[Begin]

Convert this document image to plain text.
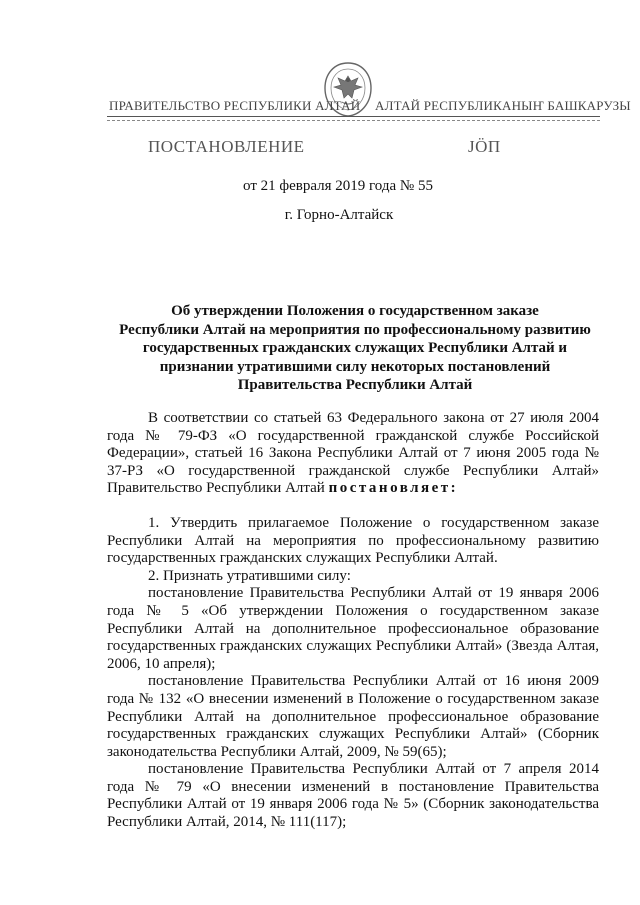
ПРАВИТЕЛЬСТВО РЕСПУБЛИКИ АЛТАЙ АЛТАЙ РЕСПУБЛИКАНЫҤ БАШКАРУЗЫ
ПОСТАНОВЛЕНИЕ	ЈӦП
от 21 февраля 2019 года № 55
г. Горно-Алтайск
Об утверждении Положения о государственном заказе
Республики Алтай на мероприятия по профессиональному развитию
государственных гражданских служащих Республики Алтай и
признании утратившими силу некоторых постановлений
Правительства Республики Алтай

В соответствии со статьей 63 Федерального закона от 27 июля 2004 года № 79-ФЗ «О государственной гражданской службе Российской Федерации», статьей 16 Закона Республики Алтай от 7 июня 2005 года № 37-РЗ «О государственной гражданской службе Республики Алтай» Правительство Республики Алтай постановляет:

1. Утвердить прилагаемое Положение о государственном заказе Республики Алтай на мероприятия по профессиональному развитию государственных гражданских служащих Республики Алтай.

2. Признать утратившими силу:

постановление Правительства Республики Алтай от 19 января 2006 года № 5 «Об утверждении Положения о государственном заказе Республики Алтай на дополнительное профессиональное образование государственных гражданских служащих Республики Алтай» (Звезда Алтая, 2006, 10 апреля);

постановление Правительства Республики Алтай от 16 июня 2009 года № 132 «О внесении изменений в Положение о государственном заказе Республики Алтай на дополнительное профессиональное образование государственных гражданских служащих Республики Алтай» (Сборник законодательства Республики Алтай, 2009, № 59(65);

постановление Правительства Республики Алтай от 7 апреля 2014 года № 79 «О внесении изменений в постановление Правительства Республики Алтай от 19 января 2006 года № 5» (Сборник законодательства Республики Алтай, 2014, № 111(117);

[End]

◆ WHAT YOU SHOULD DO: Repeat the listing in full and exactly. Leave any pictures out.

◆ THE RESULT:
Convert this document image to plain text.
ПРАВИТЕЛЬСТВО РЕСПУБЛИКИ АЛТАЙ АЛТАЙ РЕСПУБЛИКАНЫҤ БАШКАРУЗЫ
ПОСТАНОВЛЕНИЕ	ЈӦП
от 21 февраля 2019 года № 55
г. Горно-Алтайск
Об утверждении Положения о государственном заказе
Республики Алтай на мероприятия по профессиональному развитию
государственных гражданских служащих Республики Алтай и
признании утратившими силу некоторых постановлений
Правительства Республики Алтай

В соответствии со статьей 63 Федерального закона от 27 июля 2004 года № 79-ФЗ «О государственной гражданской службе Российской Федерации», статьей 16 Закона Республики Алтай от 7 июня 2005 года № 37-РЗ «О государственной гражданской службе Республики Алтай» Правительство Республики Алтай постановляет:

1. Утвердить прилагаемое Положение о государственном заказе Республики Алтай на мероприятия по профессиональному развитию государственных гражданских служащих Республики Алтай.

2. Признать утратившими силу:

постановление Правительства Республики Алтай от 19 января 2006 года № 5 «Об утверждении Положения о государственном заказе Республики Алтай на дополнительное профессиональное образование государственных гражданских служащих Республики Алтай» (Звезда Алтая, 2006, 10 апреля);

постановление Правительства Республики Алтай от 16 июня 2009 года № 132 «О внесении изменений в Положение о государственном заказе Республики Алтай на дополнительное профессиональное образование государственных гражданских служащих Республики Алтай» (Сборник законодательства Республики Алтай, 2009, № 59(65);

постановление Правительства Республики Алтай от 7 апреля 2014 года № 79 «О внесении изменений в постановление Правительства Республики Алтай от 19 января 2006 года № 5» (Сборник законодательства Республики Алтай, 2014, № 111(117);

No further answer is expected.